- _REQUIREMENTS_
Return every line of the material exactly.

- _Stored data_
start

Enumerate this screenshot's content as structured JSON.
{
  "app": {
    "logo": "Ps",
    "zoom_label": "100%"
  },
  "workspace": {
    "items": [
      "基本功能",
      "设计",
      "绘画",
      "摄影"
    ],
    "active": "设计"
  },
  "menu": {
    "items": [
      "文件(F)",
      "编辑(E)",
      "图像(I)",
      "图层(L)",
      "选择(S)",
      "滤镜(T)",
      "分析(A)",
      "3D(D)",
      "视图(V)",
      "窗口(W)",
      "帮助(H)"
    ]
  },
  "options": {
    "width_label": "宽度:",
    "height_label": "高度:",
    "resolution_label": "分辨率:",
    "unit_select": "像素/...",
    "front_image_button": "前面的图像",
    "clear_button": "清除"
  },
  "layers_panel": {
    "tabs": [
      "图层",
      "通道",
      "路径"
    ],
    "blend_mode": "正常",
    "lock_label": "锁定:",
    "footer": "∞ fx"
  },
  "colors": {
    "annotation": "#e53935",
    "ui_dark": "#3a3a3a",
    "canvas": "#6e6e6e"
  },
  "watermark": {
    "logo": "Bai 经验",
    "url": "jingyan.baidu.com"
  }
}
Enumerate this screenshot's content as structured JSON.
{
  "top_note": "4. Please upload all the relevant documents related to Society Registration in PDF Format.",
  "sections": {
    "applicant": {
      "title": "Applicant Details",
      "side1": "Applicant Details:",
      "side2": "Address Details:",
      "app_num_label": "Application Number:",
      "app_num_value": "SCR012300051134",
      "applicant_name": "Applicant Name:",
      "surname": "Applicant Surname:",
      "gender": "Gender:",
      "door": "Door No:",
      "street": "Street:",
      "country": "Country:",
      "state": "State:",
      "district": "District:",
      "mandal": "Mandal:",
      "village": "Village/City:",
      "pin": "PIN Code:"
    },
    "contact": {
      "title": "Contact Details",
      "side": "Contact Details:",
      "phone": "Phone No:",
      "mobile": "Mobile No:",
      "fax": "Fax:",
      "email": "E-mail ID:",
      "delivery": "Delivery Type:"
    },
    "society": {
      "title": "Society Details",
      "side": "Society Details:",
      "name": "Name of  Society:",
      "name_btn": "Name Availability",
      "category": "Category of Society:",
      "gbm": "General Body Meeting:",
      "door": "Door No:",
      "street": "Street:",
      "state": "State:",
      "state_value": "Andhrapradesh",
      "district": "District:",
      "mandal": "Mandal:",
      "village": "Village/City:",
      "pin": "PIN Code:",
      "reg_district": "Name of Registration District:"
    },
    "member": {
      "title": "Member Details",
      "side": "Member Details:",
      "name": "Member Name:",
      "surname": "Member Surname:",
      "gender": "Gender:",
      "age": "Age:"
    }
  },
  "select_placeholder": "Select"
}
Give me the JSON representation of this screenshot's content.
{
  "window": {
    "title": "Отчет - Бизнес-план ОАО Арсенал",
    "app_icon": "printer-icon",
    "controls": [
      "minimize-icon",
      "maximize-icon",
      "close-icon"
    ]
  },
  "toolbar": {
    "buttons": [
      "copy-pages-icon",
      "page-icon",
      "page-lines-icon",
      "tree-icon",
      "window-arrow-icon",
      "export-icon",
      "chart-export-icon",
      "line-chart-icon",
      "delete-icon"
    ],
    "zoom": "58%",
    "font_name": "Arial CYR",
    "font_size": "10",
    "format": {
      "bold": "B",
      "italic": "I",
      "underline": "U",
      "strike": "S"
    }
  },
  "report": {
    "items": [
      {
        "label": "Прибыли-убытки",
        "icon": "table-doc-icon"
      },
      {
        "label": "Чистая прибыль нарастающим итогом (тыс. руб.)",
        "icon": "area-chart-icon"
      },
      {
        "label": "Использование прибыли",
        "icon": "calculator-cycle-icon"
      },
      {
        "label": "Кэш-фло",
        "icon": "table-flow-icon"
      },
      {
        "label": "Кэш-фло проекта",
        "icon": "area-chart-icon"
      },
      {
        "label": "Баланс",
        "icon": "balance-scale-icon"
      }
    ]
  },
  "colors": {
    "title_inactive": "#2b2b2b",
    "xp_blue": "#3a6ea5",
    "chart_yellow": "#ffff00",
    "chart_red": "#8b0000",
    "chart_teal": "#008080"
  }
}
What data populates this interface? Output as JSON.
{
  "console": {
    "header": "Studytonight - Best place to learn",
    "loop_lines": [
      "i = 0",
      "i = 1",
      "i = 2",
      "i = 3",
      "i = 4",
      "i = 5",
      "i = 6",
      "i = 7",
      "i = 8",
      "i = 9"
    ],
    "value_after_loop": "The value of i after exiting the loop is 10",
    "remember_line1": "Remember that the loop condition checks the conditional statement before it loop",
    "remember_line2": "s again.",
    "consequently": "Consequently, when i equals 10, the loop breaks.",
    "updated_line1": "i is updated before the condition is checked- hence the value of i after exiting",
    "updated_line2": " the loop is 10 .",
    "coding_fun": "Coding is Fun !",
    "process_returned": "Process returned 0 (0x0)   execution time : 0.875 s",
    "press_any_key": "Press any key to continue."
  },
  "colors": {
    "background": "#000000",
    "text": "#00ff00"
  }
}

end

- _RESPONSE TO THIS TASK_
Enumerate this screenshot's content as structured JSON.
{
  "app": {
    "logo": "Ps",
    "zoom_label": "100%"
  },
  "workspace": {
    "items": [
      "基本功能",
      "设计",
      "绘画",
      "摄影"
    ],
    "active": "设计"
  },
  "menu": {
    "items": [
      "文件(F)",
      "编辑(E)",
      "图像(I)",
      "图层(L)",
      "选择(S)",
      "滤镜(T)",
      "分析(A)",
      "3D(D)",
      "视图(V)",
      "窗口(W)",
      "帮助(H)"
    ]
  },
  "options": {
    "width_label": "宽度:",
    "height_label": "高度:",
    "resolution_label": "分辨率:",
    "unit_select": "像素/...",
    "front_image_button": "前面的图像",
    "clear_button": "清除"
  },
  "layers_panel": {
    "tabs": [
      "图层",
      "通道",
      "路径"
    ],
    "blend_mode": "正常",
    "lock_label": "锁定:",
    "footer": "∞ fx"
  },
  "colors": {
    "annotation": "#e53935",
    "ui_dark": "#3a3a3a",
    "canvas": "#6e6e6e"
  },
  "watermark": {
    "logo": "Bai 经验",
    "url": "jingyan.baidu.com"
  }
}
Enumerate this screenshot's content as structured JSON.
{
  "top_note": "4. Please upload all the relevant documents related to Society Registration in PDF Format.",
  "sections": {
    "applicant": {
      "title": "Applicant Details",
      "side1": "Applicant Details:",
      "side2": "Address Details:",
      "app_num_label": "Application Number:",
      "app_num_value": "SCR012300051134",
      "applicant_name": "Applicant Name:",
      "surname": "Applicant Surname:",
      "gender": "Gender:",
      "door": "Door No:",
      "street": "Street:",
      "country": "Country:",
      "state": "State:",
      "district": "District:",
      "mandal": "Mandal:",
      "village": "Village/City:",
      "pin": "PIN Code:"
    },
    "contact": {
      "title": "Contact Details",
      "side": "Contact Details:",
      "phone": "Phone No:",
      "mobile": "Mobile No:",
      "fax": "Fax:",
      "email": "E-mail ID:",
      "delivery": "Delivery Type:"
    },
    "society": {
      "title": "Society Details",
      "side": "Society Details:",
      "name": "Name of  Society:",
      "name_btn": "Name Availability",
      "category": "Category of Society:",
      "gbm": "General Body Meeting:",
      "door": "Door No:",
      "street": "Street:",
      "state": "State:",
      "state_value": "Andhrapradesh",
      "district": "District:",
      "mandal": "Mandal:",
      "village": "Village/City:",
      "pin": "PIN Code:",
      "reg_district": "Name of Registration District:"
    },
    "member": {
      "title": "Member Details",
      "side": "Member Details:",
      "name": "Member Name:",
      "surname": "Member Surname:",
      "gender": "Gender:",
      "age": "Age:"
    }
  },
  "select_placeholder": "Select"
}
Give me the JSON representation of this screenshot's content.
{
  "window": {
    "title": "Отчет - Бизнес-план ОАО Арсенал",
    "app_icon": "printer-icon",
    "controls": [
      "minimize-icon",
      "maximize-icon",
      "close-icon"
    ]
  },
  "toolbar": {
    "buttons": [
      "copy-pages-icon",
      "page-icon",
      "page-lines-icon",
      "tree-icon",
      "window-arrow-icon",
      "export-icon",
      "chart-export-icon",
      "line-chart-icon",
      "delete-icon"
    ],
    "zoom": "58%",
    "font_name": "Arial CYR",
    "font_size": "10",
    "format": {
      "bold": "B",
      "italic": "I",
      "underline": "U",
      "strike": "S"
    }
  },
  "report": {
    "items": [
      {
        "label": "Прибыли-убытки",
        "icon": "table-doc-icon"
      },
      {
        "label": "Чистая прибыль нарастающим итогом (тыс. руб.)",
        "icon": "area-chart-icon"
      },
      {
        "label": "Использование прибыли",
        "icon": "calculator-cycle-icon"
      },
      {
        "label": "Кэш-фло",
        "icon": "table-flow-icon"
      },
      {
        "label": "Кэш-фло проекта",
        "icon": "area-chart-icon"
      },
      {
        "label": "Баланс",
        "icon": "balance-scale-icon"
      }
    ]
  },
  "colors": {
    "title_inactive": "#2b2b2b",
    "xp_blue": "#3a6ea5",
    "chart_yellow": "#ffff00",
    "chart_red": "#8b0000",
    "chart_teal": "#008080"
  }
}
What data populates this interface? Output as JSON.
{
  "console": {
    "header": "Studytonight - Best place to learn",
    "loop_lines": [
      "i = 0",
      "i = 1",
      "i = 2",
      "i = 3",
      "i = 4",
      "i = 5",
      "i = 6",
      "i = 7",
      "i = 8",
      "i = 9"
    ],
    "value_after_loop": "The value of i after exiting the loop is 10",
    "remember_line1": "Remember that the loop condition checks the conditional statement before it loop",
    "remember_line2": "s again.",
    "consequently": "Consequently, when i equals 10, the loop breaks.",
    "updated_line1": "i is updated before the condition is checked- hence the value of i after exiting",
    "updated_line2": " the loop is 10 .",
    "coding_fun": "Coding is Fun !",
    "process_returned": "Process returned 0 (0x0)   execution time : 0.875 s",
    "press_any_key": "Press any key to continue."
  },
  "colors": {
    "background": "#000000",
    "text": "#00ff00"
  }
}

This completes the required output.